• _Given task_: Each line below should be retyped exactly, with no pictures.

━━━━━━━━━━━━━━━━

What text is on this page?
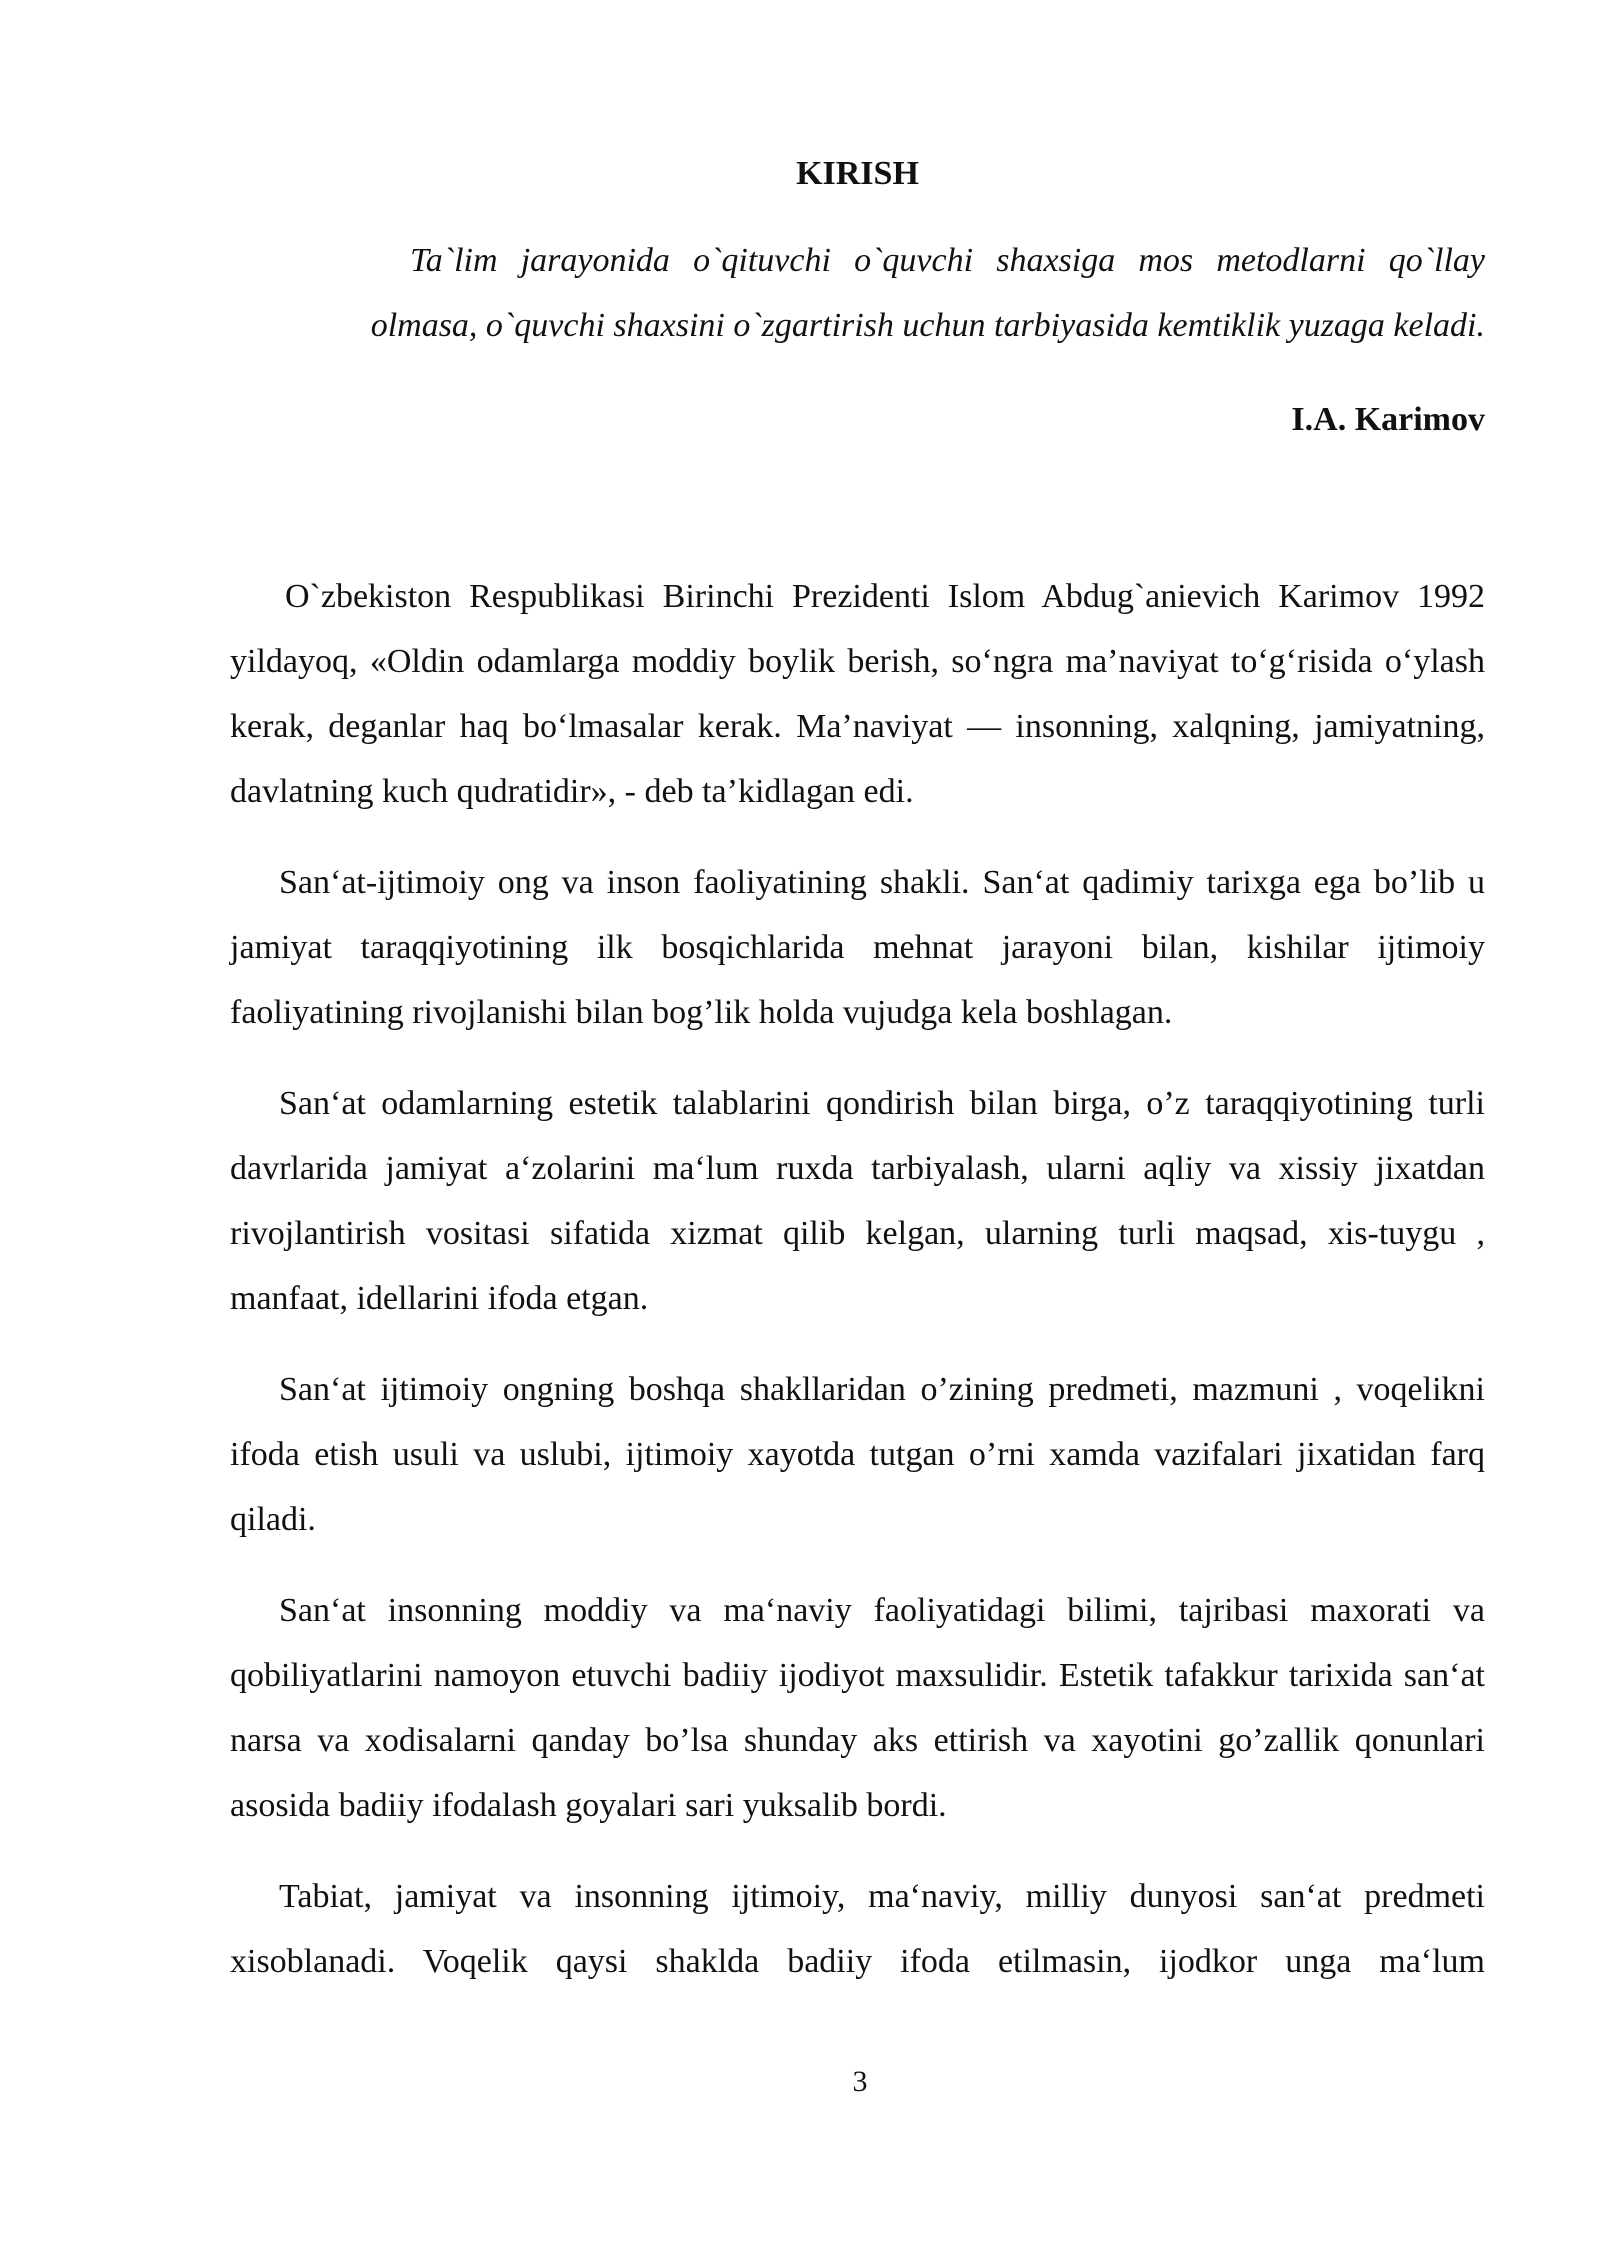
KIRISH
Ta`lim jarayonida o`qituvchi o`quvchi shaxsiga mos metodlarni qo`llay olmasa, o`quvchi shaxsini o`zgartirish uchun tarbiyasida kemtiklik yuzaga keladi.
I.A. Karimov

O`zbekiston Respublikasi Birinchi Prezidenti Islom Abdug`anievich Karimov 1992 yildayoq, «Oldin odamlarga moddiy boylik berish, so‘ngra ma’naviyat to‘g‘risida o‘ylash kerak, deganlar haq bo‘lmasalar kerak. Ma’naviyat — insonning, xalqning, jamiyatning, davlatning kuch qudratidir», - deb ta’kidlagan edi.

San‘at-ijtimoiy ong va inson faoliyatining shakli. San‘at qadimiy tarixga ega bo’lib u jamiyat taraqqiyotining ilk bosqichlarida mehnat jarayoni bilan, kishilar ijtimoiy faoliyatining rivojlanishi bilan bog’lik holda vujudga kela boshlagan.

San‘at odamlarning estetik talablarini qondirish bilan birga, o’z taraqqiyotining turli davrlarida jamiyat a‘zolarini ma‘lum ruxda tarbiyalash, ularni aqliy va xissiy jixatdan rivojlantirish vositasi sifatida xizmat qilib kelgan, ularning turli maqsad, xis-tuygu , manfaat, idellarini ifoda etgan.

San‘at ijtimoiy ongning boshqa shakllaridan o’zining predmeti, mazmuni , voqelikni ifoda etish usuli va uslubi, ijtimoiy xayotda tutgan o’rni xamda vazifalari jixatidan farq qiladi.

San‘at insonning moddiy va ma‘naviy faoliyatidagi bilimi, tajribasi maxorati va qobiliyatlarini namoyon etuvchi badiiy ijodiyot maxsulidir. Estetik tafakkur tarixida san‘at narsa va xodisalarni qanday bo’lsa shunday aks ettirish va xayotini go’zallik qonunlari asosida badiiy ifodalash goyalari sari yuksalib bordi.

Tabiat, jamiyat va insonning ijtimoiy, ma‘naviy, milliy dunyosi san‘at predmeti xisoblanadi. Voqelik qaysi shaklda badiiy ifoda etilmasin, ijodkor unga ma‘lum

3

━━━━━━━━━━━━━━━━

• _Response to this task_:
What text is on this page?
KIRISH
Ta`lim jarayonida o`qituvchi o`quvchi shaxsiga mos metodlarni qo`llay olmasa, o`quvchi shaxsini o`zgartirish uchun tarbiyasida kemtiklik yuzaga keladi.
I.A. Karimov

O`zbekiston Respublikasi Birinchi Prezidenti Islom Abdug`anievich Karimov 1992 yildayoq, «Oldin odamlarga moddiy boylik berish, so‘ngra ma’naviyat to‘g‘risida o‘ylash kerak, deganlar haq bo‘lmasalar kerak. Ma’naviyat — insonning, xalqning, jamiyatning, davlatning kuch qudratidir», - deb ta’kidlagan edi.

San‘at-ijtimoiy ong va inson faoliyatining shakli. San‘at qadimiy tarixga ega bo’lib u jamiyat taraqqiyotining ilk bosqichlarida mehnat jarayoni bilan, kishilar ijtimoiy faoliyatining rivojlanishi bilan bog’lik holda vujudga kela boshlagan.

San‘at odamlarning estetik talablarini qondirish bilan birga, o’z taraqqiyotining turli davrlarida jamiyat a‘zolarini ma‘lum ruxda tarbiyalash, ularni aqliy va xissiy jixatdan rivojlantirish vositasi sifatida xizmat qilib kelgan, ularning turli maqsad, xis-tuygu , manfaat, idellarini ifoda etgan.

San‘at ijtimoiy ongning boshqa shakllaridan o’zining predmeti, mazmuni , voqelikni ifoda etish usuli va uslubi, ijtimoiy xayotda tutgan o’rni xamda vazifalari jixatidan farq qiladi.

San‘at insonning moddiy va ma‘naviy faoliyatidagi bilimi, tajribasi maxorati va qobiliyatlarini namoyon etuvchi badiiy ijodiyot maxsulidir. Estetik tafakkur tarixida san‘at narsa va xodisalarni qanday bo’lsa shunday aks ettirish va xayotini go’zallik qonunlari asosida badiiy ifodalash goyalari sari yuksalib bordi.

Tabiat, jamiyat va insonning ijtimoiy, ma‘naviy, milliy dunyosi san‘at predmeti xisoblanadi. Voqelik qaysi shaklda badiiy ifoda etilmasin, ijodkor unga ma‘lum

3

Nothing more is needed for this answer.